Copy out each line that includes the word "número".

--- INFORMATION SUPPLIED ---

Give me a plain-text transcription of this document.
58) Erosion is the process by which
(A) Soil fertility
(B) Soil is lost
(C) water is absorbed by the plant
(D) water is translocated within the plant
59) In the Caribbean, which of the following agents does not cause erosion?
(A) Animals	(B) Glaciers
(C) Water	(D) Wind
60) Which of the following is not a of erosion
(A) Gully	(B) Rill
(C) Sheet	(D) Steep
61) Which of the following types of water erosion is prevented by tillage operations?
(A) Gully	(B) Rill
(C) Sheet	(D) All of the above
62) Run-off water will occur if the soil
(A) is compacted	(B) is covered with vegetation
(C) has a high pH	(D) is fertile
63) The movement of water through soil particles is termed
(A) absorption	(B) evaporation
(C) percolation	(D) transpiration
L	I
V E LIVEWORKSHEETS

---
--- INFORMATION SUPPLIED ---

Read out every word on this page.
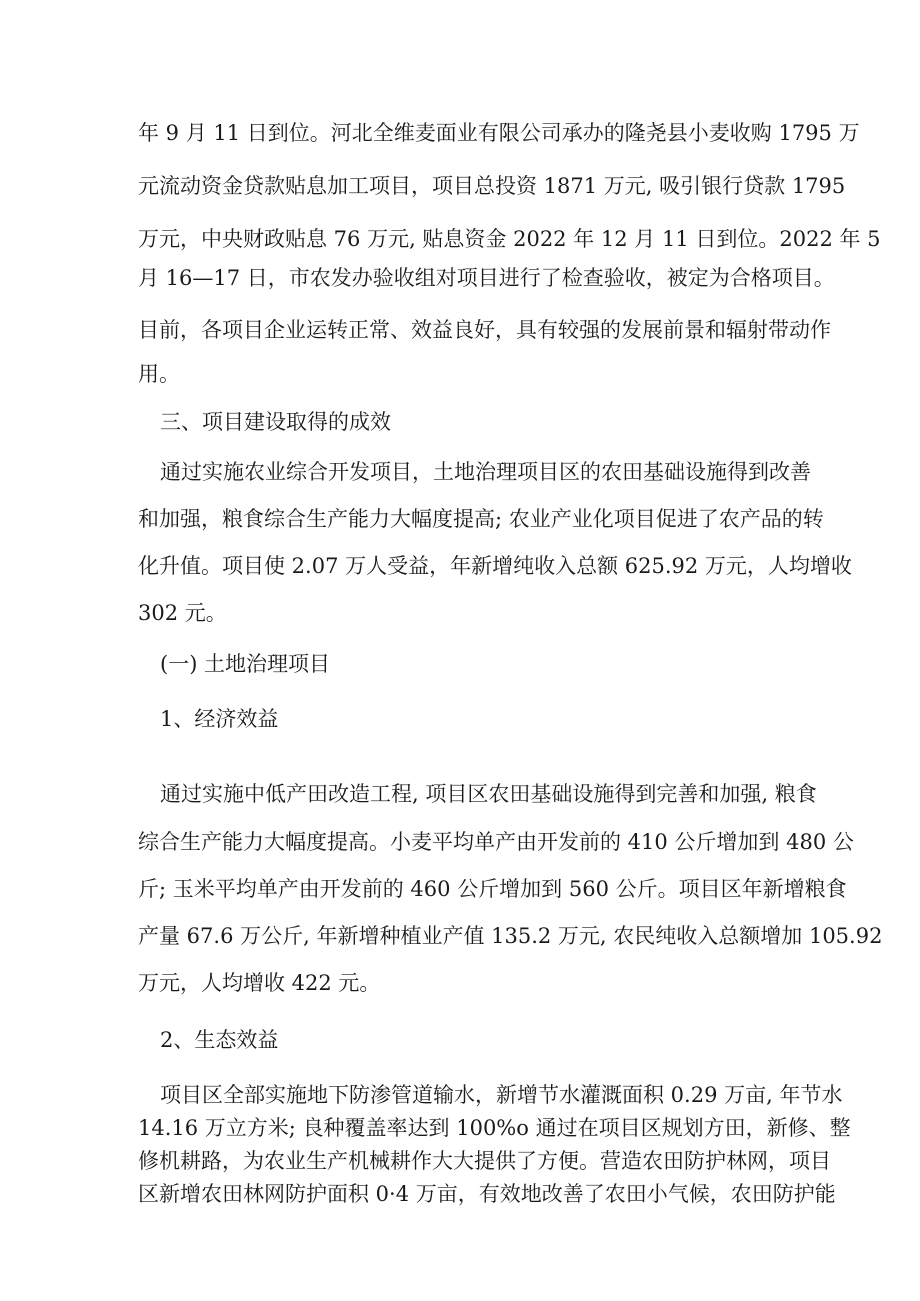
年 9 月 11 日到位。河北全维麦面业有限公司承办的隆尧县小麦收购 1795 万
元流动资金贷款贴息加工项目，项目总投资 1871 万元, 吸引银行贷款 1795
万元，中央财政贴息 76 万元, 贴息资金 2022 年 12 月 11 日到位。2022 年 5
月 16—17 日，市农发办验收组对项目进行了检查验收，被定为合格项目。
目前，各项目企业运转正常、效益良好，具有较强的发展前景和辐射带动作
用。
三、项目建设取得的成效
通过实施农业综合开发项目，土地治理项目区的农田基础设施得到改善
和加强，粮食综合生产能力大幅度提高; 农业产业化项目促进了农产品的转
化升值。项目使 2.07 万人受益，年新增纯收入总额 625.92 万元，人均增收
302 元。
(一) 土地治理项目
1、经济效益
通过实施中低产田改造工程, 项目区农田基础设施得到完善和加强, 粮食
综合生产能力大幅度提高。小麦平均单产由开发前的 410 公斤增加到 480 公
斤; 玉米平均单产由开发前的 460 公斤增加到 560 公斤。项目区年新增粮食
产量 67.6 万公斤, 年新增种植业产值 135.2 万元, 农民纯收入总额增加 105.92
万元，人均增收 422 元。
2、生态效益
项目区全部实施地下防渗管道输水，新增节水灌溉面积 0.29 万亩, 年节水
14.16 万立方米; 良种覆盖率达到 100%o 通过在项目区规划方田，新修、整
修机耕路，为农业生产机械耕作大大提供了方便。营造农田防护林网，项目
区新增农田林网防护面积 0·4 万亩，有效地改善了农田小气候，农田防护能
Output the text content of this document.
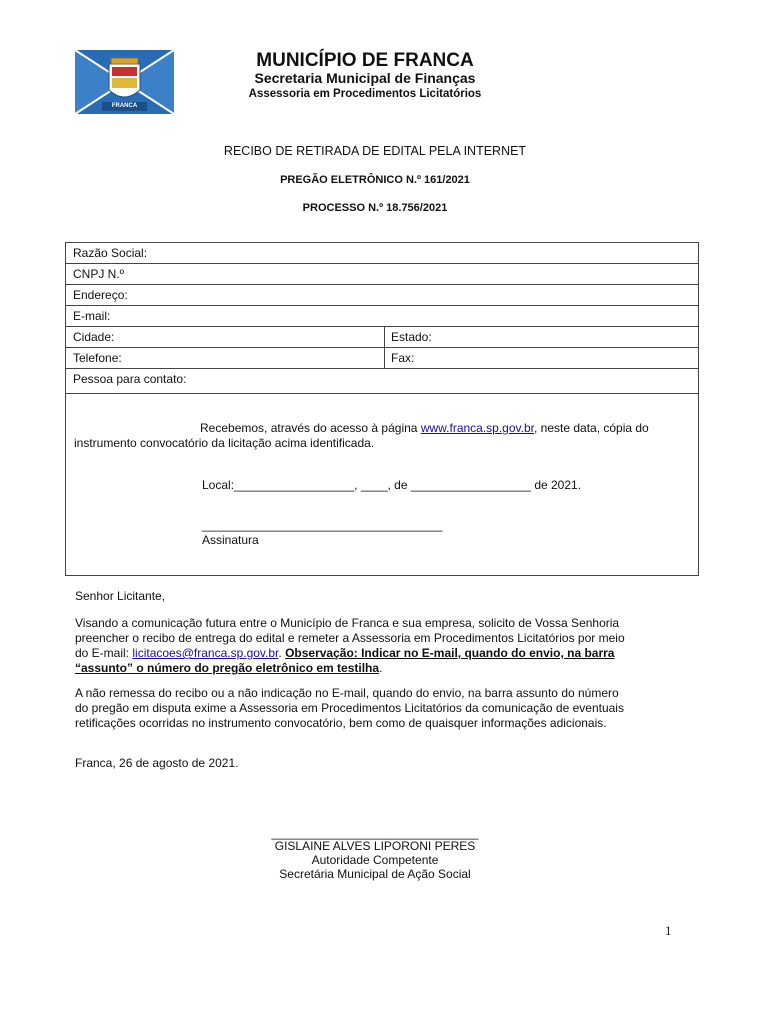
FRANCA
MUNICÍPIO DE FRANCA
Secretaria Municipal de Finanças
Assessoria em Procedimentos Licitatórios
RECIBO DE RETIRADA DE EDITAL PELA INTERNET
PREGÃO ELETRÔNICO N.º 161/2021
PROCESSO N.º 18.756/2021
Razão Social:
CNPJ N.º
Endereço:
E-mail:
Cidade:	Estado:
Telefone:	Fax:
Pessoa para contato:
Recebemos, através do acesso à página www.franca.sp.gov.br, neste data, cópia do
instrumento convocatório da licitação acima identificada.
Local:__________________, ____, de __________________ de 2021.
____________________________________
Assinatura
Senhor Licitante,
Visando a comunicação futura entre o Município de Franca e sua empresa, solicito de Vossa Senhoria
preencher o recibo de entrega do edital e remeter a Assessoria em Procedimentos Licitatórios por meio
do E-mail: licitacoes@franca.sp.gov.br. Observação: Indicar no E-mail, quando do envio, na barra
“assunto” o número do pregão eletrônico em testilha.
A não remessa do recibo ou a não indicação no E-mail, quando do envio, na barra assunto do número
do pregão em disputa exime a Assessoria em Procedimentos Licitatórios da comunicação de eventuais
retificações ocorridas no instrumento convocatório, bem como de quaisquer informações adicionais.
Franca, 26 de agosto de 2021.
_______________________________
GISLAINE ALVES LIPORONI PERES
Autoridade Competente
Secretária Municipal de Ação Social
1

---

## RIGHT ANSWER:
“assunto” o número do pregão eletrônico em testilha.
A não remessa do recibo ou a não indicação no E-mail, quando do envio, na barra assunto do número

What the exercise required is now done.